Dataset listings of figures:
::::::::

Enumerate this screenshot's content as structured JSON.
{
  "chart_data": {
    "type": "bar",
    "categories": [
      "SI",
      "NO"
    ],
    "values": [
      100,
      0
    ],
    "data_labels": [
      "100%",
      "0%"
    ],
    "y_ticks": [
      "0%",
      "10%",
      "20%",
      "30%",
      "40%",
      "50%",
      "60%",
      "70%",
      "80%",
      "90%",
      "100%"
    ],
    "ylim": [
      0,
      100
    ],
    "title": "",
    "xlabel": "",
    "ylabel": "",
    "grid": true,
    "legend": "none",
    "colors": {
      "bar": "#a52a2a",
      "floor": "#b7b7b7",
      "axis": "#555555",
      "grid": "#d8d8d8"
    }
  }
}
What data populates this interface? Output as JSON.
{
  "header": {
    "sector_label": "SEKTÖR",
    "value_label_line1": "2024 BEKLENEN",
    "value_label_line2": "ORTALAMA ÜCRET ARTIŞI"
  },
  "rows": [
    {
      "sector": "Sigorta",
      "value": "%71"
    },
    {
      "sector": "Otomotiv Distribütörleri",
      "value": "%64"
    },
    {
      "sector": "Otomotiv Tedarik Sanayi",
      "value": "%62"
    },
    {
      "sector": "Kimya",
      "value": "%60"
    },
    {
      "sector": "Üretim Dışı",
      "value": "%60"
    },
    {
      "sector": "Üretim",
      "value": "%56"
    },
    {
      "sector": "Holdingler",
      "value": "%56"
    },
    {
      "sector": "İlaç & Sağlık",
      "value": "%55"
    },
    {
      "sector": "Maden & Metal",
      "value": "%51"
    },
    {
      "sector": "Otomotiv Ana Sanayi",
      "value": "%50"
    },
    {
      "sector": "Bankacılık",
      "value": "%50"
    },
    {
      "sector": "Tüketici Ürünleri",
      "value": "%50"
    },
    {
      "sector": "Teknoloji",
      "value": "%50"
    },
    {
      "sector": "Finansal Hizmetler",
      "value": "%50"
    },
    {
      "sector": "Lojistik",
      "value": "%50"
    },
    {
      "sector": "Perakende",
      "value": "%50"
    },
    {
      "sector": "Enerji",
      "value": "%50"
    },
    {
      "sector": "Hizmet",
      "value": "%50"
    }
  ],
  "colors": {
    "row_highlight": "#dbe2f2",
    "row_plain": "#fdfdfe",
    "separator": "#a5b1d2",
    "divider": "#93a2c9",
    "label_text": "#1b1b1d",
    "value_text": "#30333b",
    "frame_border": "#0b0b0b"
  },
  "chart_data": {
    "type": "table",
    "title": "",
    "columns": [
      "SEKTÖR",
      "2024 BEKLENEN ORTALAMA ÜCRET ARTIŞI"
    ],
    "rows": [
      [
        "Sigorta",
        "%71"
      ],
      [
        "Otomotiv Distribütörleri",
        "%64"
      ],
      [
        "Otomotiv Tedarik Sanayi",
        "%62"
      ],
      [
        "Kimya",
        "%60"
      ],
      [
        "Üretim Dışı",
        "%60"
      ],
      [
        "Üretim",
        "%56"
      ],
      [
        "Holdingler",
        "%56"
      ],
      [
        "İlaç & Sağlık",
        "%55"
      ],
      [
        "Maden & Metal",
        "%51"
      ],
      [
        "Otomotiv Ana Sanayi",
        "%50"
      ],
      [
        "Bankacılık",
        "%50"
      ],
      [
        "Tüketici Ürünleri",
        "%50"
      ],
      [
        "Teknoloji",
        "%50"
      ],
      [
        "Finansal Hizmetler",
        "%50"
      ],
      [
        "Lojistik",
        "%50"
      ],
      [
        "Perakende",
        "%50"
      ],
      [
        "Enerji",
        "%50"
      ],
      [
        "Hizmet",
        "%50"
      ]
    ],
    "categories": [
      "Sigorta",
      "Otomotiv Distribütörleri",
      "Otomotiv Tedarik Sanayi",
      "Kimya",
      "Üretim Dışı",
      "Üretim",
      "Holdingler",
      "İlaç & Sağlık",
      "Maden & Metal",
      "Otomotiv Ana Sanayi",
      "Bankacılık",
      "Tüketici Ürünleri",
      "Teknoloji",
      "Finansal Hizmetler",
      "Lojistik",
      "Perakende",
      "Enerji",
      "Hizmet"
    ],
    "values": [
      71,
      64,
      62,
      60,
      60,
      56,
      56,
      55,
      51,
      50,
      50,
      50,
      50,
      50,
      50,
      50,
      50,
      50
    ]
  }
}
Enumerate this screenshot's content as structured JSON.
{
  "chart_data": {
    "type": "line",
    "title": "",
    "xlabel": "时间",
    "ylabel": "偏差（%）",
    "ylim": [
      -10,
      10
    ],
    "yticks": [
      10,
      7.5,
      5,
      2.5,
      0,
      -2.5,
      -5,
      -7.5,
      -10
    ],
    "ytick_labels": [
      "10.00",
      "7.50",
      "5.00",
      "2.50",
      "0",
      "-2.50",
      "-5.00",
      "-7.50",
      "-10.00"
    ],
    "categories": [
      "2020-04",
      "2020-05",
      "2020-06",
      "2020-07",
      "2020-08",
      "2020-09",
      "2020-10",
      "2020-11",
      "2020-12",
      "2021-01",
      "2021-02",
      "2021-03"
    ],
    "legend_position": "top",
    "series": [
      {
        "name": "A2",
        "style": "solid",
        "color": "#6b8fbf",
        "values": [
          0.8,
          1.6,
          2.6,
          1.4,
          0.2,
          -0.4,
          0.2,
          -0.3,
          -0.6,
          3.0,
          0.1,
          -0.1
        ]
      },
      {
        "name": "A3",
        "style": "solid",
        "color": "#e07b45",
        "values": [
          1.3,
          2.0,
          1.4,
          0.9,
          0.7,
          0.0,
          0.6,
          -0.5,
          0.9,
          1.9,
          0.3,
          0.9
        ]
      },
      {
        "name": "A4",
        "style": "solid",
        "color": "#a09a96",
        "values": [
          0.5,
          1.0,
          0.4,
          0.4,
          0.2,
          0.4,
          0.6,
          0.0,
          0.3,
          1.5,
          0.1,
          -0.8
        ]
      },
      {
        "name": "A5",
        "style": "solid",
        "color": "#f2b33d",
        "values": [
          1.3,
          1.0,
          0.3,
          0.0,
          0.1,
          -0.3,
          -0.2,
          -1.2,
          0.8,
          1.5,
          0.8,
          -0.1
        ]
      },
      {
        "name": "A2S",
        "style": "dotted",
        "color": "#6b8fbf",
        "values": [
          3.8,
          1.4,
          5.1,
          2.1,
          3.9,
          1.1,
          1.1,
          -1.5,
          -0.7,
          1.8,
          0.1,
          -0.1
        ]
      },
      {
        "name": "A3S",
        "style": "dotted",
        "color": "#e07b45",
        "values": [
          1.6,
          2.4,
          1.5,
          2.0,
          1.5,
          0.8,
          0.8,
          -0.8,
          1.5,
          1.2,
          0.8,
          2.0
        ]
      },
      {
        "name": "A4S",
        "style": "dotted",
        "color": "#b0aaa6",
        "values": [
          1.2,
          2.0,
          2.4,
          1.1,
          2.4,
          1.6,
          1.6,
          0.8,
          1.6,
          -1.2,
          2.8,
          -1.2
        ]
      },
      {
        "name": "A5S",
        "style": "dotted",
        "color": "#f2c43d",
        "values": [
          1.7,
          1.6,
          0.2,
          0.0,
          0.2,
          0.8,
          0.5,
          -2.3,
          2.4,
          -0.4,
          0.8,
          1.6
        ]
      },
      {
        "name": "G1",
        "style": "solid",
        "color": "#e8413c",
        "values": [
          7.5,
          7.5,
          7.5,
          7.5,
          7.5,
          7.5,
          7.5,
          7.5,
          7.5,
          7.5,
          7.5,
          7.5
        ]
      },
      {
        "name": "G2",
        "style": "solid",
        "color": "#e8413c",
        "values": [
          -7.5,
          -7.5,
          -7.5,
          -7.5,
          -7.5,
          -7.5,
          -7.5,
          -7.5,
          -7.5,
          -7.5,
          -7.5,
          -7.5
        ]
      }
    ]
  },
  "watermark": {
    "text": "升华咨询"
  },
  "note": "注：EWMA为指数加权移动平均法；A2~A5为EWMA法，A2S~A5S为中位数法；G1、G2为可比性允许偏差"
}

::::::::

• **Problem requirements**: Your answer should be a single number: the count of lines containing the word "ORTALAMA".

• **The output**: 2